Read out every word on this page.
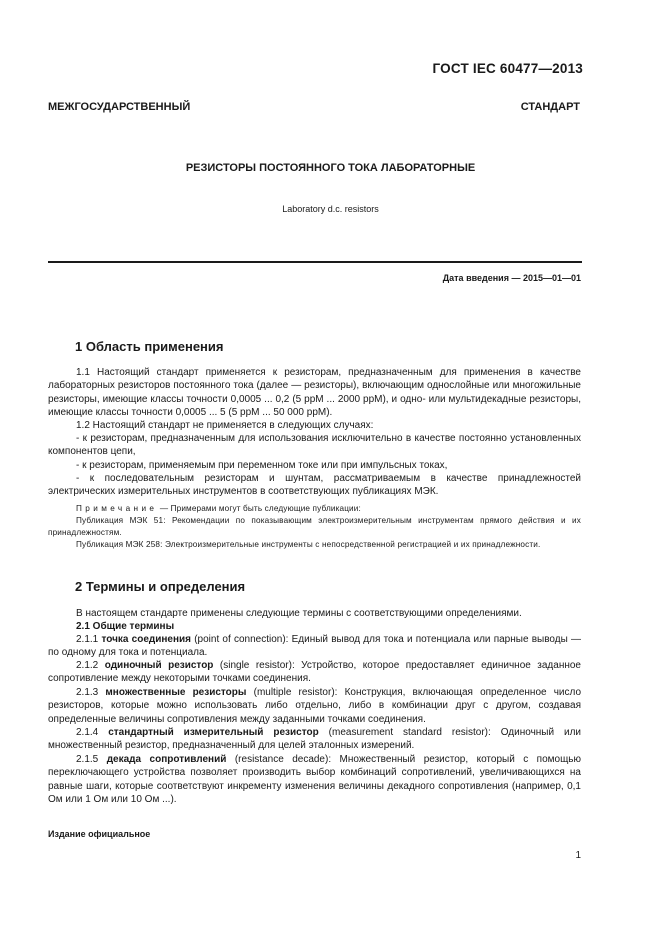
ГОСТ IEC 60477—2013
МЕЖГОСУДАРСТВЕННЫЙ СТАНДАРТ
РЕЗИСТОРЫ ПОСТОЯННОГО ТОКА ЛАБОРАТОРНЫЕ
Laboratory d.c. resistors
Дата введения — 2015—01—01
1 Область применения

1.1 Настоящий стандарт применяется к резисторам, предназначенным для применения в качестве лабораторных резисторов постоянного тока (далее — резисторы), включающим однослойные или многожильные резисторы, имеющие классы точности 0,0005 ... 0,2 (5 ppM ... 2000 ppM), и одно- или мультидекадные резисторы, имеющие классы точности 0,0005 ... 5 (5 ppM ... 50 000 ppM).

1.2 Настоящий стандарт не применяется в следующих случаях:

- к резисторам, предназначенным для использования исключительно в качестве постоянно установленных компонентов цепи,

- к резисторам, применяемым при переменном токе или при импульсных токах,

- к последовательным резисторам и шунтам, рассматриваемым в качестве принадлежностей электрических измерительных инструментов в соответствующих публикациях МЭК.

Примечание — Примерами могут быть следующие публикации:

Публикация МЭК 51: Рекомендации по показывающим электроизмерительным инструментам прямого действия и их принадлежностям.

Публикация МЭК 258: Электроизмерительные инструменты с непосредственной регистрацией и их принадлежности.

2 Термины и определения

В настоящем стандарте применены следующие термины с соответствующими определениями.

2.1 Общие термины

2.1.1 точка соединения (point of connection): Единый вывод для тока и потенциала или парные выводы — по одному для тока и потенциала.

2.1.2 одиночный резистор (single resistor): Устройство, которое предоставляет единичное заданное сопротивление между некоторыми точками соединения.

2.1.3 множественные резисторы (multiple resistor): Конструкция, включающая определенное число резисторов, которые можно использовать либо отдельно, либо в комбинации друг с другом, создавая определенные величины сопротивления между заданными точками соединения.

2.1.4 стандартный измерительный резистор (measurement standard resistor): Одиночный или множественный резистор, предназначенный для целей эталонных измерений.

2.1.5 декада сопротивлений (resistance decade): Множественный резистор, который с помощью переключающего устройства позволяет производить выбор комбинаций сопротивлений, увеличивающихся на равные шаги, которые соответствуют инкременту изменения величины декадного сопротивления (например, 0,1 Ом или 1 Ом или 10 Ом ...).

Издание официальное
1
* * *
### Instruction
Copy the material above exactly and drop the pictures.

### Result for this task
Read out every word on this page.
ГОСТ IEC 60477—2013
МЕЖГОСУДАРСТВЕННЫЙ СТАНДАРТ
РЕЗИСТОРЫ ПОСТОЯННОГО ТОКА ЛАБОРАТОРНЫЕ
Laboratory d.c. resistors
Дата введения — 2015—01—01
1 Область применения

1.1 Настоящий стандарт применяется к резисторам, предназначенным для применения в качестве лабораторных резисторов постоянного тока (далее — резисторы), включающим однослойные или многожильные резисторы, имеющие классы точности 0,0005 ... 0,2 (5 ppM ... 2000 ppM), и одно- или мультидекадные резисторы, имеющие классы точности 0,0005 ... 5 (5 ppM ... 50 000 ppM).

1.2 Настоящий стандарт не применяется в следующих случаях:

- к резисторам, предназначенным для использования исключительно в качестве постоянно установленных компонентов цепи,

- к резисторам, применяемым при переменном токе или при импульсных токах,

- к последовательным резисторам и шунтам, рассматриваемым в качестве принадлежностей электрических измерительных инструментов в соответствующих публикациях МЭК.

Примечание — Примерами могут быть следующие публикации:

Публикация МЭК 51: Рекомендации по показывающим электроизмерительным инструментам прямого действия и их принадлежностям.

Публикация МЭК 258: Электроизмерительные инструменты с непосредственной регистрацией и их принадлежности.

2 Термины и определения

В настоящем стандарте применены следующие термины с соответствующими определениями.

2.1 Общие термины

2.1.1 точка соединения (point of connection): Единый вывод для тока и потенциала или парные выводы — по одному для тока и потенциала.

2.1.2 одиночный резистор (single resistor): Устройство, которое предоставляет единичное заданное сопротивление между некоторыми точками соединения.

2.1.3 множественные резисторы (multiple resistor): Конструкция, включающая определенное число резисторов, которые можно использовать либо отдельно, либо в комбинации друг с другом, создавая определенные величины сопротивления между заданными точками соединения.

2.1.4 стандартный измерительный резистор (measurement standard resistor): Одиночный или множественный резистор, предназначенный для целей эталонных измерений.

2.1.5 декада сопротивлений (resistance decade): Множественный резистор, который с помощью переключающего устройства позволяет производить выбор комбинаций сопротивлений, увеличивающихся на равные шаги, которые соответствуют инкременту изменения величины декадного сопротивления (например, 0,1 Ом или 1 Ом или 10 Ом ...).

Издание официальное
1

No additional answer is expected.